To do: Every line in the listing is to be echoed verbatim.

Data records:
-- begin --
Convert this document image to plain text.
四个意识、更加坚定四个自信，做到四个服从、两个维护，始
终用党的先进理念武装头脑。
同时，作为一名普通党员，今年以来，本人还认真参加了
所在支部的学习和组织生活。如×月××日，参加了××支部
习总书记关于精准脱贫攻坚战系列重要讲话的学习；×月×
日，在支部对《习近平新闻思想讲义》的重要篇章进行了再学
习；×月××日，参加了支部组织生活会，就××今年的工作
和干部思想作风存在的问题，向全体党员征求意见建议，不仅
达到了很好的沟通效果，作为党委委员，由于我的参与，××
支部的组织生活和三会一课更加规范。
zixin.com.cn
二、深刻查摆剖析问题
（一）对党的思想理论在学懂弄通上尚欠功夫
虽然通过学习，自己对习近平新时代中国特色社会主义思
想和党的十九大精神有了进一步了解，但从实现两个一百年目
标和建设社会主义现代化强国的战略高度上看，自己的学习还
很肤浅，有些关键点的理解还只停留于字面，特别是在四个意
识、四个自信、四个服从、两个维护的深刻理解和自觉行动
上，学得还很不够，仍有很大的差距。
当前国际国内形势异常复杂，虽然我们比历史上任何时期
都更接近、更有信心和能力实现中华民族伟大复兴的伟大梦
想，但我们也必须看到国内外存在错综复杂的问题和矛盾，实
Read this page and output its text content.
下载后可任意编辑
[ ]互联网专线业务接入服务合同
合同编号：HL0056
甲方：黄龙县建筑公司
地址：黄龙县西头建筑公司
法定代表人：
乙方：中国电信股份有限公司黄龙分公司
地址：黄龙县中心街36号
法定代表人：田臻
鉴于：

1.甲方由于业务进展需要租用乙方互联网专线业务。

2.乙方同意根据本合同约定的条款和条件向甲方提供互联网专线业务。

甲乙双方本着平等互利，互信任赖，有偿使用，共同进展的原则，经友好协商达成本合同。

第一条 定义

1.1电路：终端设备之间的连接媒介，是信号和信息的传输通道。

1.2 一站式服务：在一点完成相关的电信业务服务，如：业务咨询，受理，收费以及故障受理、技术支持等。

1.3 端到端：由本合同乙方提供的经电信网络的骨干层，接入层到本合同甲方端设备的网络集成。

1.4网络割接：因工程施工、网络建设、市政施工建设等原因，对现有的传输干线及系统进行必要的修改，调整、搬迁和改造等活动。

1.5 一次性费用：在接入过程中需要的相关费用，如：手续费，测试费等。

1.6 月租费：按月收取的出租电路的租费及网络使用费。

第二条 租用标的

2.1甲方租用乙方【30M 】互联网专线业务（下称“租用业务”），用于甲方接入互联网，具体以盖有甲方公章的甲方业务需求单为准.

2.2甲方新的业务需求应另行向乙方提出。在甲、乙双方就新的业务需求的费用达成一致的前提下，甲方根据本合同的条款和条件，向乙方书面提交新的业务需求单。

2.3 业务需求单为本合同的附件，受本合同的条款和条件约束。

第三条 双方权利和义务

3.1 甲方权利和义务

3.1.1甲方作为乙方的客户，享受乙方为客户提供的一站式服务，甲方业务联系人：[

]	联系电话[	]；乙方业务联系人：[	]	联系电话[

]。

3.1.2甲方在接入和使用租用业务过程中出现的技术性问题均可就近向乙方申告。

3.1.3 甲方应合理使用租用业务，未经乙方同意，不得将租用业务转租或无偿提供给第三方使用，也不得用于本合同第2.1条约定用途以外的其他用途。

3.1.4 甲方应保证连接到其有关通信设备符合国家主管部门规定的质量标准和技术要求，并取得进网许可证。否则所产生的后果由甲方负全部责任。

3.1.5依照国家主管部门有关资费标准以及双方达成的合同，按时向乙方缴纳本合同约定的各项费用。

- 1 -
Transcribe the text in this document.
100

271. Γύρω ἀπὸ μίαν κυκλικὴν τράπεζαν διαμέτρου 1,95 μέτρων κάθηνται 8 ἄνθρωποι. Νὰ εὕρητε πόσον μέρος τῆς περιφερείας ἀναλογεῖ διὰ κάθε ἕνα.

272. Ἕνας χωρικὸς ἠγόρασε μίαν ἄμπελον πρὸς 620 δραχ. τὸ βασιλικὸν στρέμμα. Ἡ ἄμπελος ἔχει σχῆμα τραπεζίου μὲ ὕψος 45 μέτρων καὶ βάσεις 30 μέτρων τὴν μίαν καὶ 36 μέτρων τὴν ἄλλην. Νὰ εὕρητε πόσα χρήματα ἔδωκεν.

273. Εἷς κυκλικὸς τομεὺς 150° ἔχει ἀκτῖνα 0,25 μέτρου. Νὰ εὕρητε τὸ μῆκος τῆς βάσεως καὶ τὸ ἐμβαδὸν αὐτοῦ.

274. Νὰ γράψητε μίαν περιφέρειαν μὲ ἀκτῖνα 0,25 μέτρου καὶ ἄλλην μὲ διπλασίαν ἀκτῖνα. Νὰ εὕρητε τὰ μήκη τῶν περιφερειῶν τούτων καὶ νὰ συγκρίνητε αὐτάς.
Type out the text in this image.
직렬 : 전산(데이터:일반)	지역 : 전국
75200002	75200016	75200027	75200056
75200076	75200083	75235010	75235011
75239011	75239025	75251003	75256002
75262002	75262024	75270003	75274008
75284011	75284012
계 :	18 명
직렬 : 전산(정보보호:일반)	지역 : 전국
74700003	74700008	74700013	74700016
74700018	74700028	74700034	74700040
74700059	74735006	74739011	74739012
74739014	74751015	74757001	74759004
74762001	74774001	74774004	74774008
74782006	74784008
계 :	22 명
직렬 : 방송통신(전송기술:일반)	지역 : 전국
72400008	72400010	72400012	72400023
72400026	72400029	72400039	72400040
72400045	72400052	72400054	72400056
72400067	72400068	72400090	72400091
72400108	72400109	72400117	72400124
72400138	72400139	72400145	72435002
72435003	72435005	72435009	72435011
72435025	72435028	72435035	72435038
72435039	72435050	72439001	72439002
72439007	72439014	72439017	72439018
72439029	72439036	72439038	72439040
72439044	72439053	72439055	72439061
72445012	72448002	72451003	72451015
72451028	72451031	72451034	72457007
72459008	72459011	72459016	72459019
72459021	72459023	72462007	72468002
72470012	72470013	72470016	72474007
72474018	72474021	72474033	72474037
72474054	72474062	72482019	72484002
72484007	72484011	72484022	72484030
-- end --
The result:
Convert this document image to plain text.
四个意识、更加坚定四个自信，做到四个服从、两个维护，始
终用党的先进理念武装头脑。
同时，作为一名普通党员，今年以来，本人还认真参加了
所在支部的学习和组织生活。如×月××日，参加了××支部
习总书记关于精准脱贫攻坚战系列重要讲话的学习；×月×
日，在支部对《习近平新闻思想讲义》的重要篇章进行了再学
习；×月××日，参加了支部组织生活会，就××今年的工作
和干部思想作风存在的问题，向全体党员征求意见建议，不仅
达到了很好的沟通效果，作为党委委员，由于我的参与，××
支部的组织生活和三会一课更加规范。
zixin.com.cn
二、深刻查摆剖析问题
（一）对党的思想理论在学懂弄通上尚欠功夫
虽然通过学习，自己对习近平新时代中国特色社会主义思
想和党的十九大精神有了进一步了解，但从实现两个一百年目
标和建设社会主义现代化强国的战略高度上看，自己的学习还
很肤浅，有些关键点的理解还只停留于字面，特别是在四个意
识、四个自信、四个服从、两个维护的深刻理解和自觉行动
上，学得还很不够，仍有很大的差距。
当前国际国内形势异常复杂，虽然我们比历史上任何时期
都更接近、更有信心和能力实现中华民族伟大复兴的伟大梦
想，但我们也必须看到国内外存在错综复杂的问题和矛盾，实
Read this page and output its text content.
下载后可任意编辑
[ ]互联网专线业务接入服务合同
合同编号：HL0056
甲方：黄龙县建筑公司
地址：黄龙县西头建筑公司
法定代表人：
乙方：中国电信股份有限公司黄龙分公司
地址：黄龙县中心街36号
法定代表人：田臻
鉴于：

1.甲方由于业务进展需要租用乙方互联网专线业务。

2.乙方同意根据本合同约定的条款和条件向甲方提供互联网专线业务。

甲乙双方本着平等互利，互信任赖，有偿使用，共同进展的原则，经友好协商达成本合同。

第一条 定义

1.1电路：终端设备之间的连接媒介，是信号和信息的传输通道。

1.2 一站式服务：在一点完成相关的电信业务服务，如：业务咨询，受理，收费以及故障受理、技术支持等。

1.3 端到端：由本合同乙方提供的经电信网络的骨干层，接入层到本合同甲方端设备的网络集成。

1.4网络割接：因工程施工、网络建设、市政施工建设等原因，对现有的传输干线及系统进行必要的修改，调整、搬迁和改造等活动。

1.5 一次性费用：在接入过程中需要的相关费用，如：手续费，测试费等。

1.6 月租费：按月收取的出租电路的租费及网络使用费。

第二条 租用标的

2.1甲方租用乙方【30M 】互联网专线业务（下称“租用业务”），用于甲方接入互联网，具体以盖有甲方公章的甲方业务需求单为准.

2.2甲方新的业务需求应另行向乙方提出。在甲、乙双方就新的业务需求的费用达成一致的前提下，甲方根据本合同的条款和条件，向乙方书面提交新的业务需求单。

2.3 业务需求单为本合同的附件，受本合同的条款和条件约束。

第三条 双方权利和义务

3.1 甲方权利和义务

3.1.1甲方作为乙方的客户，享受乙方为客户提供的一站式服务，甲方业务联系人：[

]	联系电话[	]；乙方业务联系人：[	]	联系电话[

]。

3.1.2甲方在接入和使用租用业务过程中出现的技术性问题均可就近向乙方申告。

3.1.3 甲方应合理使用租用业务，未经乙方同意，不得将租用业务转租或无偿提供给第三方使用，也不得用于本合同第2.1条约定用途以外的其他用途。

3.1.4 甲方应保证连接到其有关通信设备符合国家主管部门规定的质量标准和技术要求，并取得进网许可证。否则所产生的后果由甲方负全部责任。

3.1.5依照国家主管部门有关资费标准以及双方达成的合同，按时向乙方缴纳本合同约定的各项费用。

- 1 -
Transcribe the text in this document.
100

271. Γύρω ἀπὸ μίαν κυκλικὴν τράπεζαν διαμέτρου 1,95 μέτρων κάθηνται 8 ἄνθρωποι. Νὰ εὕρητε πόσον μέρος τῆς περιφερείας ἀναλογεῖ διὰ κάθε ἕνα.

272. Ἕνας χωρικὸς ἠγόρασε μίαν ἄμπελον πρὸς 620 δραχ. τὸ βασιλικὸν στρέμμα. Ἡ ἄμπελος ἔχει σχῆμα τραπεζίου μὲ ὕψος 45 μέτρων καὶ βάσεις 30 μέτρων τὴν μίαν καὶ 36 μέτρων τὴν ἄλλην. Νὰ εὕρητε πόσα χρήματα ἔδωκεν.

273. Εἷς κυκλικὸς τομεὺς 150° ἔχει ἀκτῖνα 0,25 μέτρου. Νὰ εὕρητε τὸ μῆκος τῆς βάσεως καὶ τὸ ἐμβαδὸν αὐτοῦ.

274. Νὰ γράψητε μίαν περιφέρειαν μὲ ἀκτῖνα 0,25 μέτρου καὶ ἄλλην μὲ διπλασίαν ἀκτῖνα. Νὰ εὕρητε τὰ μήκη τῶν περιφερειῶν τούτων καὶ νὰ συγκρίνητε αὐτάς.
Type out the text in this image.
직렬 : 전산(데이터:일반)	지역 : 전국
75200002	75200016	75200027	75200056
75200076	75200083	75235010	75235011
75239011	75239025	75251003	75256002
75262002	75262024	75270003	75274008
75284011	75284012
계 :	18 명
직렬 : 전산(정보보호:일반)	지역 : 전국
74700003	74700008	74700013	74700016
74700018	74700028	74700034	74700040
74700059	74735006	74739011	74739012
74739014	74751015	74757001	74759004
74762001	74774001	74774004	74774008
74782006	74784008
계 :	22 명
직렬 : 방송통신(전송기술:일반)	지역 : 전국
72400008	72400010	72400012	72400023
72400026	72400029	72400039	72400040
72400045	72400052	72400054	72400056
72400067	72400068	72400090	72400091
72400108	72400109	72400117	72400124
72400138	72400139	72400145	72435002
72435003	72435005	72435009	72435011
72435025	72435028	72435035	72435038
72435039	72435050	72439001	72439002
72439007	72439014	72439017	72439018
72439029	72439036	72439038	72439040
72439044	72439053	72439055	72439061
72445012	72448002	72451003	72451015
72451028	72451031	72451034	72457007
72459008	72459011	72459016	72459019
72459021	72459023	72462007	72468002
72470012	72470013	72470016	72474007
72474018	72474021	72474033	72474037
72474054	72474062	72482019	72484002
72484007	72484011	72484022	72484030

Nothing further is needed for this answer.